**PASSAGE PROVIDED**
* * * * *

Are some markets more profitable (or less risky) to trade than others?

Discussion in 'Trading' started by dbell66, Aug 12, 2005.

  1. dbell66


    Are some markets more profitable (or less risky) to trade than others?

    I’m guessing if there are, then they draw in more competition, which evens things out again, but I’m curious to know why some traders specialise in (choose) certain markets over others. Is it for the business opportunity, less risk, analytical challenge or others….

    All things being equal, is a trader likely to be safer trading, say, FX rather than bonds, indexes, commodities etc. And would it depend on the style or frequency (turnover) of trades?

    For example, if I wanted to go into the retail business with a choice to sell something like furniture at a higher margin but lower turnover or sell groceries at lower margin but higher turnover.

    In this (simplistic) case I’d probably choose groceries as a more stable cash flow producer and ‘in demand’ product.

    Just wondering how some traders choose…………..

  2. some of it probably depends on the size of your account.

    Over a million, you know, you should consider seeking professional portfolio advice.

    Under, what is it now, $50,000? then stocks are definitely not the way to go because getting popped every trade (open then close) for a commission fee will eat your account to the bone.

    Plus can you even short unless you have X-amount of money in your account? Then there all the stupid trading rules.

    We have none on that in the forex.

    I tried stocks when I first traded many years ago and got bagged after 3 months. Of course, then it was SO stacked in the MMs favor it was pathetic.

    I felt like my broker was completely in kahoots with the MMs signaling every move I had going, etc., - They fed me to the MMs.

    Once I got my account up there some it was murder - my own broker traded against me until I was dead in the water (just a theory) mainly due to them not processing my orders until the price had already moved drastically against me.

    Not like that in forex - my broker... one click and the trade is done instantly - 10-times the liquidity in forex.

* * * * *

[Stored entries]
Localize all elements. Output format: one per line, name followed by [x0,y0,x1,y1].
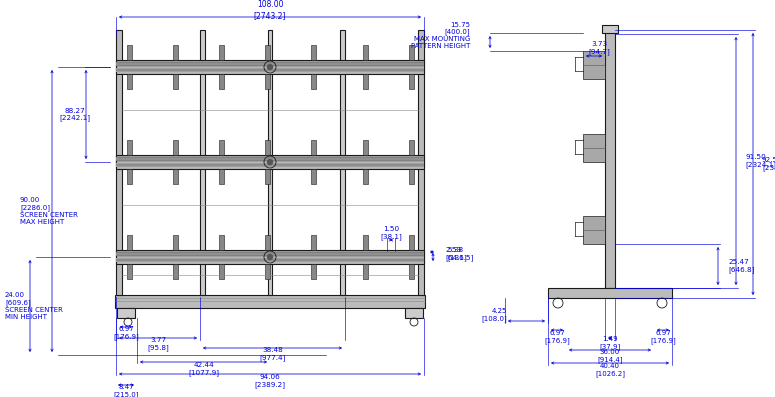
Text: 3.77
[95.8]: 3.77 [95.8] [147,337,169,351]
Bar [116,62,424,66]
Bar [116,252,424,256]
Text: 4.25
[108.0]: 4.25 [108.0] [481,308,507,322]
Bar [548,288,672,298]
Bar [173,235,178,250]
Bar [127,74,132,89]
Bar [116,250,424,264]
Text: 6.97
[176.9]: 6.97 [176.9] [650,330,676,344]
Bar [116,258,424,262]
Text: 108.00
[2743.2]: 108.00 [2743.2] [253,0,286,20]
Bar [173,45,178,60]
Bar [363,169,368,184]
Text: 1.49
[37.9]: 1.49 [37.9] [599,336,621,350]
Bar [127,235,132,250]
Text: 90.00
[2286.0]
SCREEN CENTER
MAX HEIGHT: 90.00 [2286.0] SCREEN CENTER MAX HEIGHT [20,197,78,225]
Bar [311,74,316,89]
Bar [116,155,424,169]
Text: 8.47
[215.0]: 8.47 [215.0] [113,384,139,397]
Bar [116,157,424,161]
Bar [127,264,132,279]
Bar [268,30,272,295]
Text: 25.47
[646.8]: 25.47 [646.8] [728,259,754,273]
Bar [115,295,425,308]
Bar [409,169,414,184]
Bar [200,30,205,295]
Bar [311,169,316,184]
Bar [219,169,224,184]
Bar [311,45,316,60]
Bar [265,74,270,89]
Bar [363,264,368,279]
Bar [409,264,414,279]
Bar [311,264,316,279]
Text: 42.44
[1077.9]: 42.44 [1077.9] [188,362,219,376]
Bar [173,74,178,89]
Bar [219,45,224,60]
Bar [583,216,605,244]
Bar [265,45,270,60]
Text: 38.48
[977.4]: 38.48 [977.4] [260,347,286,361]
Text: 40.40
[1026.2]: 40.40 [1026.2] [595,363,625,377]
Bar [405,308,423,318]
Text: 15.75
[400.0]
MAX MOUNTING
PATTERN HEIGHT: 15.75 [400.0] MAX MOUNTING PATTERN HEIGH… [411,21,470,49]
Bar [409,235,414,250]
Circle shape [267,160,273,164]
Bar [117,308,135,318]
Bar [265,169,270,184]
Bar [219,264,224,279]
Bar [311,235,316,250]
Text: 94.06
[2389.2]: 94.06 [2389.2] [254,374,285,388]
Text: 3.73
[94.7]: 3.73 [94.7] [588,41,610,55]
Bar [340,30,345,295]
Text: 91.50
[2324.1]: 91.50 [2324.1] [745,154,775,168]
Text: 36.00
[914.4]: 36.00 [914.4] [598,349,623,363]
Bar [265,235,270,250]
Bar [409,45,414,60]
Bar [116,163,424,167]
Bar [409,74,414,89]
Circle shape [267,254,273,260]
Bar [116,68,424,72]
Text: 92.54
[2350.5]: 92.54 [2350.5] [762,157,775,171]
Bar [605,30,615,288]
Bar [363,74,368,89]
Text: 6.97
[176.9]: 6.97 [176.9] [113,326,139,340]
Circle shape [267,64,273,69]
Bar [219,74,224,89]
Bar [583,134,605,162]
Bar [173,264,178,279]
Text: 6.97
[176.9]: 6.97 [176.9] [544,330,570,344]
Bar [116,30,122,295]
Bar [173,169,178,184]
Text: 24.00
[609.6]
SCREEN CENTER
MIN HEIGHT: 24.00 [609.6] SCREEN CENTER MIN HEIGHT [5,292,63,320]
Bar [219,235,224,250]
Bar [219,140,224,155]
Bar [265,264,270,279]
Bar [116,60,424,74]
Bar [127,45,132,60]
Text: 1.50
[38.1]: 1.50 [38.1] [380,226,402,240]
Bar [418,30,424,295]
Bar [127,169,132,184]
Bar [311,140,316,155]
Bar [173,140,178,155]
Bar [363,45,368,60]
Bar [363,235,368,250]
Bar [409,140,414,155]
Bar [583,51,605,79]
Text: 5.38
[136.5]: 5.38 [136.5] [447,247,474,261]
Bar [265,140,270,155]
Bar [602,25,618,33]
Text: 2.53
[64.1]: 2.53 [64.1] [445,247,467,261]
Text: 88.27
[2242.1]: 88.27 [2242.1] [60,108,91,121]
Bar [127,140,132,155]
Bar [363,140,368,155]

* * * * *

**TO DO**
[1] Answer these questions about the forum thread:
(a) On what date was the discussion started?
(b) Which two kinds of goods does the first post use in its retail comparison?
(c) After how long trading stocks did the second poster get "bagged"?
[2] Rewrite the forum thread from "Once I got my" to "drastically against me.", changing "broker" to "dealer".
The stored entries are not needed for this work.

**WORKED ANSWERS**
[1]
(a) Aug 12, 2005.
(b) Furniture and groceries.
(c) 3 months.

[2]
Once I got my account up there some it was murder - my own dealer traded against me until I was dead in the water (just a theory) mainly due to them not processing my orders until the price had already moved drastically against me.